● EXERCISE AIM
Each entry should be quoted word for word, including every mark of punctuation.

(Records contained in a dataset)
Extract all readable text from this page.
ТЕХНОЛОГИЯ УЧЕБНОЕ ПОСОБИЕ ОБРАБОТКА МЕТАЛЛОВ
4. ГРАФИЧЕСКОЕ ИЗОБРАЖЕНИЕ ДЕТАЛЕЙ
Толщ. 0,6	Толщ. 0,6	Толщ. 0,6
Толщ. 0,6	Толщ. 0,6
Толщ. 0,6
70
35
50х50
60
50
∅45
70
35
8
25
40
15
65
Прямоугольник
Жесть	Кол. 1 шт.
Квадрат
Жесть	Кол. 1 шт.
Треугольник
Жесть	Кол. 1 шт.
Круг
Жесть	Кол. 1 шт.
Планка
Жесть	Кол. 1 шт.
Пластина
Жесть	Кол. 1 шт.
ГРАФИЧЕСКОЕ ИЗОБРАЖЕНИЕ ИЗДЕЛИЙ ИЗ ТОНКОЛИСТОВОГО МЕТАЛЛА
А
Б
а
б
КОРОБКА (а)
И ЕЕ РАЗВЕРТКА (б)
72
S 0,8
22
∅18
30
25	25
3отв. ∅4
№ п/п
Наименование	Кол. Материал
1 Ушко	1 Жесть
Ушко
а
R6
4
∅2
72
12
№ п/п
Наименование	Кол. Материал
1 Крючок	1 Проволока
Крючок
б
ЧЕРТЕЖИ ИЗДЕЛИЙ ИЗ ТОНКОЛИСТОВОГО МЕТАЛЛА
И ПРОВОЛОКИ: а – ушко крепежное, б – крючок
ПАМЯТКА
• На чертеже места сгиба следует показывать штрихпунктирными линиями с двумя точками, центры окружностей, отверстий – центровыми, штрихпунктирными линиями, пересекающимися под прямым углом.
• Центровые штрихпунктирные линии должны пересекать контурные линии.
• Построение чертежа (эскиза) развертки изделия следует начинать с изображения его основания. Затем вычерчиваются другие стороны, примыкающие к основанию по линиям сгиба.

● SOLUTION TO THIS PROBLEM
Extract all readable text from this page.
ТЕХНОЛОГИЯ УЧЕБНОЕ ПОСОБИЕ ОБРАБОТКА МЕТАЛЛОВ
4. ГРАФИЧЕСКОЕ ИЗОБРАЖЕНИЕ ДЕТАЛЕЙ
Толщ. 0,6	Толщ. 0,6	Толщ. 0,6
Толщ. 0,6	Толщ. 0,6
Толщ. 0,6
70
35
50х50
60
50
∅45
70
35
8
25
40
15
65
Прямоугольник
Жесть	Кол. 1 шт.
Квадрат
Жесть	Кол. 1 шт.
Треугольник
Жесть	Кол. 1 шт.
Круг
Жесть	Кол. 1 шт.
Планка
Жесть	Кол. 1 шт.
Пластина
Жесть	Кол. 1 шт.
ГРАФИЧЕСКОЕ ИЗОБРАЖЕНИЕ ИЗДЕЛИЙ ИЗ ТОНКОЛИСТОВОГО МЕТАЛЛА
А
Б
а
б
КОРОБКА (а)
И ЕЕ РАЗВЕРТКА (б)
72
S 0,8
22
∅18
30
25	25
3отв. ∅4
№ п/п
Наименование	Кол. Материал
1 Ушко	1 Жесть
Ушко
а
R6
4
∅2
72
12
№ п/п
Наименование	Кол. Материал
1 Крючок	1 Проволока
Крючок
б
ЧЕРТЕЖИ ИЗДЕЛИЙ ИЗ ТОНКОЛИСТОВОГО МЕТАЛЛА
И ПРОВОЛОКИ: а – ушко крепежное, б – крючок
ПАМЯТКА
• На чертеже места сгиба следует показывать штрихпунктирными линиями с двумя точками, центры окружностей, отверстий – центровыми, штрихпунктирными линиями, пересекающимися под прямым углом.
• Центровые штрихпунктирные линии должны пересекать контурные линии.
• Построение чертежа (эскиза) развертки изделия следует начинать с изображения его основания. Затем вычерчиваются другие стороны, примыкающие к основанию по линиям сгиба.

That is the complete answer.